[EXERCISE]: Reproduce the entries below in full, word for word.

[DATA SUPPLIED]:
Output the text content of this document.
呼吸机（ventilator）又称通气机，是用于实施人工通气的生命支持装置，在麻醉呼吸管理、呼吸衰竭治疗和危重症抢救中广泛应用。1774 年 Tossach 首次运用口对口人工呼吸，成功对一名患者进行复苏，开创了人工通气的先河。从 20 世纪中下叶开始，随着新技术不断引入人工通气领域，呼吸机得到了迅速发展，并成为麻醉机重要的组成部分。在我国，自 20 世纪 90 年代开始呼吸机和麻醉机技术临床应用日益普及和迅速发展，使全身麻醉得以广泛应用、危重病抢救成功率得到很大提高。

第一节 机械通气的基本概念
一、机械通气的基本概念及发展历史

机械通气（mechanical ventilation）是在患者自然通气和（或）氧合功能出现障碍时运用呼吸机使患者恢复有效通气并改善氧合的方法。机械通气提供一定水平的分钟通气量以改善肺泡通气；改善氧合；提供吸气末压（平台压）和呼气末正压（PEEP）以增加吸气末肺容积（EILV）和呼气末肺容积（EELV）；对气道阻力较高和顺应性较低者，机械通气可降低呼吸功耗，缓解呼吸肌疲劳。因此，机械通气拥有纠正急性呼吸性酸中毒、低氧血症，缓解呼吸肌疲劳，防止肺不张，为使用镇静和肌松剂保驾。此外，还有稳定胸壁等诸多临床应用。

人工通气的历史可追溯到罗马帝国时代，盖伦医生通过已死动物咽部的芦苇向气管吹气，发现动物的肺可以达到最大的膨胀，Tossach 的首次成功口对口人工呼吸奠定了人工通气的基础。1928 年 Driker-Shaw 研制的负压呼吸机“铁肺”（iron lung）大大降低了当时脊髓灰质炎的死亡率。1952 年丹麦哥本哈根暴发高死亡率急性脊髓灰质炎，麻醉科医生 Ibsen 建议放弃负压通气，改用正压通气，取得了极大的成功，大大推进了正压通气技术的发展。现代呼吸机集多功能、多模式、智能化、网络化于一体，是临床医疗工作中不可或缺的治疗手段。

[FULL OUTPUT]:
Output the text content of this document.
呼吸机（ventilator）又称通气机，是用于实施人工通气的生命支持装置，在麻醉呼吸管理、呼吸衰竭治疗和危重症抢救中广泛应用。1774 年 Tossach 首次运用口对口人工呼吸，成功对一名患者进行复苏，开创了人工通气的先河。从 20 世纪中下叶开始，随着新技术不断引入人工通气领域，呼吸机得到了迅速发展，并成为麻醉机重要的组成部分。在我国，自 20 世纪 90 年代开始呼吸机和麻醉机技术临床应用日益普及和迅速发展，使全身麻醉得以广泛应用、危重病抢救成功率得到很大提高。

第一节 机械通气的基本概念
一、机械通气的基本概念及发展历史

机械通气（mechanical ventilation）是在患者自然通气和（或）氧合功能出现障碍时运用呼吸机使患者恢复有效通气并改善氧合的方法。机械通气提供一定水平的分钟通气量以改善肺泡通气；改善氧合；提供吸气末压（平台压）和呼气末正压（PEEP）以增加吸气末肺容积（EILV）和呼气末肺容积（EELV）；对气道阻力较高和顺应性较低者，机械通气可降低呼吸功耗，缓解呼吸肌疲劳。因此，机械通气拥有纠正急性呼吸性酸中毒、低氧血症，缓解呼吸肌疲劳，防止肺不张，为使用镇静和肌松剂保驾。此外，还有稳定胸壁等诸多临床应用。

人工通气的历史可追溯到罗马帝国时代，盖伦医生通过已死动物咽部的芦苇向气管吹气，发现动物的肺可以达到最大的膨胀，Tossach 的首次成功口对口人工呼吸奠定了人工通气的基础。1928 年 Driker-Shaw 研制的负压呼吸机“铁肺”（iron lung）大大降低了当时脊髓灰质炎的死亡率。1952 年丹麦哥本哈根暴发高死亡率急性脊髓灰质炎，麻醉科医生 Ibsen 建议放弃负压通气，改用正压通气，取得了极大的成功，大大推进了正压通气技术的发展。现代呼吸机集多功能、多模式、智能化、网络化于一体，是临床医疗工作中不可或缺的治疗手段。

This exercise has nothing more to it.